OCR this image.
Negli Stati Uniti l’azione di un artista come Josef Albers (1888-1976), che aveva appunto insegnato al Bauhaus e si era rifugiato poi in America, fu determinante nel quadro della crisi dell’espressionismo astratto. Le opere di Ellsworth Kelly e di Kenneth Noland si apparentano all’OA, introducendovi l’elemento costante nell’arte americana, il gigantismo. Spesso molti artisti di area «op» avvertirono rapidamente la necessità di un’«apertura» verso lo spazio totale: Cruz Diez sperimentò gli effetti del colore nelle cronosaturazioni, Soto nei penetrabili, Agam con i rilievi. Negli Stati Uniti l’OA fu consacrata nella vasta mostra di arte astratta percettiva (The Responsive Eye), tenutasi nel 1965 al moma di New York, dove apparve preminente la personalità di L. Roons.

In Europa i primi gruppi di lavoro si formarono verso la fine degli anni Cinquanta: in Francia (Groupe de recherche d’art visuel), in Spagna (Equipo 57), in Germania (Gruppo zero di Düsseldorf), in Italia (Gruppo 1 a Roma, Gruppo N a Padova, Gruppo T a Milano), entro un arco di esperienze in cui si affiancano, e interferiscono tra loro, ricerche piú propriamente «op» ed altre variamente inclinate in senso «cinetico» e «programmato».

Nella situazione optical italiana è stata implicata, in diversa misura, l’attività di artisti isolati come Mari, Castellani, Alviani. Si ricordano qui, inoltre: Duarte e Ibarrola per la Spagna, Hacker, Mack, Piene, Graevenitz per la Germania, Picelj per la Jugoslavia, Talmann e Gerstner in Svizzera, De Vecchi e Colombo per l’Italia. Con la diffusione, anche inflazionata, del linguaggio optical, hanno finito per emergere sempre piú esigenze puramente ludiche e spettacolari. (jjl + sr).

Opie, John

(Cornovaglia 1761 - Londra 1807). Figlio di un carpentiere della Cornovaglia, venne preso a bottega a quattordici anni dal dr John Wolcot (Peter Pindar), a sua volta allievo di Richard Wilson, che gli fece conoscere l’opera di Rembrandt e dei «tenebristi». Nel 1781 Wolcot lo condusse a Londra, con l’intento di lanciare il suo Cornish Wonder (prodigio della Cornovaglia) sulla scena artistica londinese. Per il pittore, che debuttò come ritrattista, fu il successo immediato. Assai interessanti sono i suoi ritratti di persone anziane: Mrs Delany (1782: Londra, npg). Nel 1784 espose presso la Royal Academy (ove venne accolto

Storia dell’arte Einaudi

++++++++

Set task
Write out each line of the data above again, exactly as given.

Answer to the problem
OCR this image.
Negli Stati Uniti l’azione di un artista come Josef Albers (1888-1976), che aveva appunto insegnato al Bauhaus e si era rifugiato poi in America, fu determinante nel quadro della crisi dell’espressionismo astratto. Le opere di Ellsworth Kelly e di Kenneth Noland si apparentano all’OA, introducendovi l’elemento costante nell’arte americana, il gigantismo. Spesso molti artisti di area «op» avvertirono rapidamente la necessità di un’«apertura» verso lo spazio totale: Cruz Diez sperimentò gli effetti del colore nelle cronosaturazioni, Soto nei penetrabili, Agam con i rilievi. Negli Stati Uniti l’OA fu consacrata nella vasta mostra di arte astratta percettiva (The Responsive Eye), tenutasi nel 1965 al moma di New York, dove apparve preminente la personalità di L. Roons.

In Europa i primi gruppi di lavoro si formarono verso la fine degli anni Cinquanta: in Francia (Groupe de recherche d’art visuel), in Spagna (Equipo 57), in Germania (Gruppo zero di Düsseldorf), in Italia (Gruppo 1 a Roma, Gruppo N a Padova, Gruppo T a Milano), entro un arco di esperienze in cui si affiancano, e interferiscono tra loro, ricerche piú propriamente «op» ed altre variamente inclinate in senso «cinetico» e «programmato».

Nella situazione optical italiana è stata implicata, in diversa misura, l’attività di artisti isolati come Mari, Castellani, Alviani. Si ricordano qui, inoltre: Duarte e Ibarrola per la Spagna, Hacker, Mack, Piene, Graevenitz per la Germania, Picelj per la Jugoslavia, Talmann e Gerstner in Svizzera, De Vecchi e Colombo per l’Italia. Con la diffusione, anche inflazionata, del linguaggio optical, hanno finito per emergere sempre piú esigenze puramente ludiche e spettacolari. (jjl + sr).

Opie, John

(Cornovaglia 1761 - Londra 1807). Figlio di un carpentiere della Cornovaglia, venne preso a bottega a quattordici anni dal dr John Wolcot (Peter Pindar), a sua volta allievo di Richard Wilson, che gli fece conoscere l’opera di Rembrandt e dei «tenebristi». Nel 1781 Wolcot lo condusse a Londra, con l’intento di lanciare il suo Cornish Wonder (prodigio della Cornovaglia) sulla scena artistica londinese. Per il pittore, che debuttò come ritrattista, fu il successo immediato. Assai interessanti sono i suoi ritratti di persone anziane: Mrs Delany (1782: Londra, npg). Nel 1784 espose presso la Royal Academy (ove venne accolto

Storia dell’arte Einaudi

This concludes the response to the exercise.